Data listing:
________________________________________
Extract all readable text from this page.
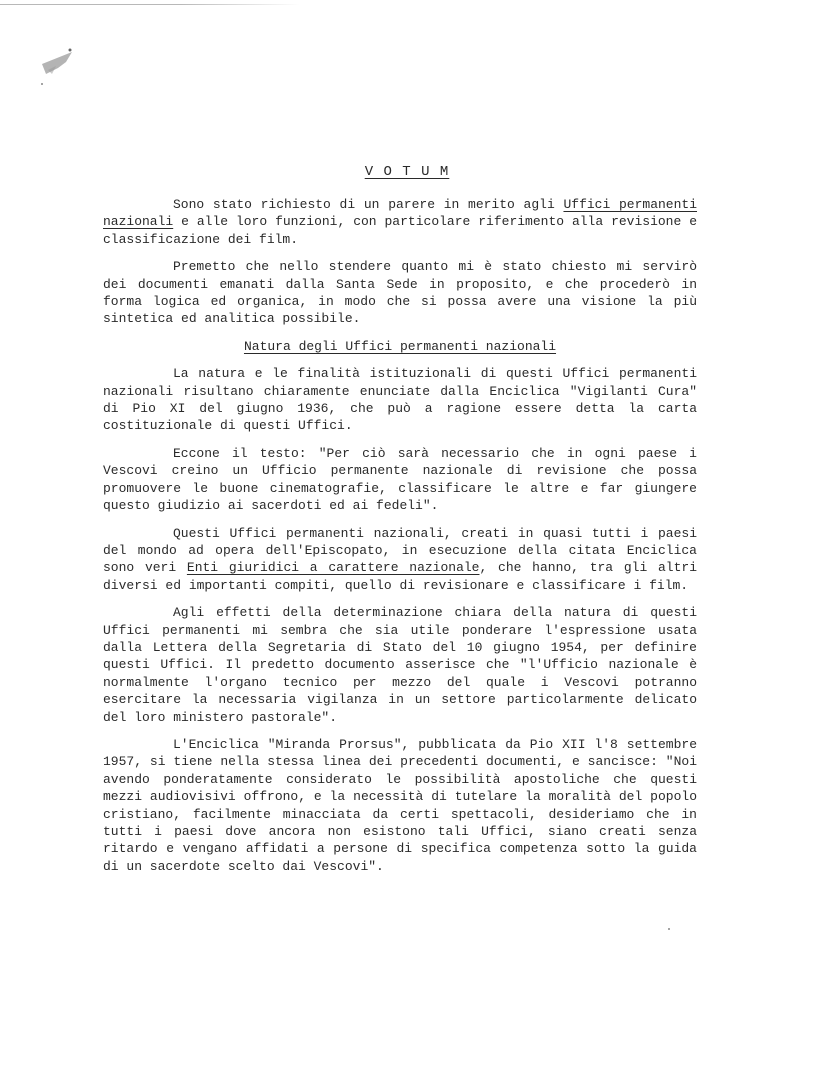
V O T U M

Sono stato richiesto di un parere in merito agli Uffici permanenti nazionali e alle loro funzioni, con particolare riferimento alla revisione e classificazione dei film.

Premetto che nello stendere quanto mi è stato chiesto mi servirò dei documenti emanati dalla Santa Sede in proposito, e che procederò in forma logica ed organica, in modo che si possa avere una visione la più sintetica ed analitica possibile.

Natura degli Uffici permanenti nazionali

La natura e le finalità istituzionali di questi Uffici permanenti nazionali risultano chiaramente enunciate dalla Enciclica "Vigilanti Cura" di Pio XI del giugno 1936, che può a ragione essere detta la carta costituzionale di questi Uffici.

Eccone il testo: "Per ciò sarà necessario che in ogni paese i Vescovi creino un Ufficio permanente nazionale di revisione che possa promuovere le buone cinematografie, classificare le altre e far giungere questo giudizio ai sacerdoti ed ai fedeli".

Questi Uffici permanenti nazionali, creati in quasi tutti i paesi del mondo ad opera dell'Episcopato, in esecuzione della citata Enciclica sono veri Enti giuridici a carattere nazionale, che hanno, tra gli altri diversi ed importanti compiti, quello di revisionare e classificare i film.

Agli effetti della determinazione chiara della natura di questi Uffici permanenti mi sembra che sia utile ponderare l'espressione usata dalla Lettera della Segretaria di Stato del 10 giugno 1954, per definire questi Uffici. Il predetto documento asserisce che "l'Ufficio nazionale è normalmente l'organo tecnico per mezzo del quale i Vescovi potranno esercitare la necessaria vigilanza in un settore particolarmente delicato del loro ministero pastorale".

L'Enciclica "Miranda Prorsus", pubblicata da Pio XII l'8 settembre 1957, si tiene nella stessa linea dei precedenti documenti, e sancisce: "Noi avendo ponderatamente considerato le possibilità apostoliche che questi mezzi audiovisivi offrono, e la necessità di tutelare la moralità del popolo cristiano, facilmente minacciata da certi spettacoli, desideriamo che in tutti i paesi dove ancora non esistono tali Uffici, siano creati senza ritardo e vengano affidati a persone di specifica competenza sotto la guida di un sacerdote scelto dai Vescovi".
________________________________________
» **What is expected**: Gather each line in the entries above where the string "permanenti" is found.

» **Correct response**:
Sono stato richiesto di un parere in merito agli Uffici permanenti nazionali e alle loro funzioni, con particolare riferimento alla revisione e classificazione dei film.
Natura degli Uffici permanenti nazionali
La natura e le finalità istituzionali di questi Uffici permanenti nazionali risultano chiaramente enunciate dalla Enciclica "Vigilanti Cura" di Pio XI del giugno 1936, che può a ragione essere detta la carta costituzionale di questi Uffici.
Questi Uffici permanenti nazionali, creati in quasi tutti i paesi del mondo ad opera dell'Episcopato, in esecuzione della citata Enciclica sono veri Enti giuridici a carattere nazionale, che hanno, tra gli altri diversi ed importanti compiti, quello di revisionare e classificare i film.
Agli effetti della determinazione chiara della natura di questi Uffici permanenti mi sembra che sia utile ponderare l'espressione usata dalla Lettera della Segretaria di Stato del 10 giugno 1954, per definire questi Uffici. Il predetto documento asserisce che "l'Ufficio nazionale è normalmente l'organo tecnico per mezzo del quale i Vescovi potranno esercitare la necessaria vigilanza in un settore particolarmente delicato del loro ministero pastorale".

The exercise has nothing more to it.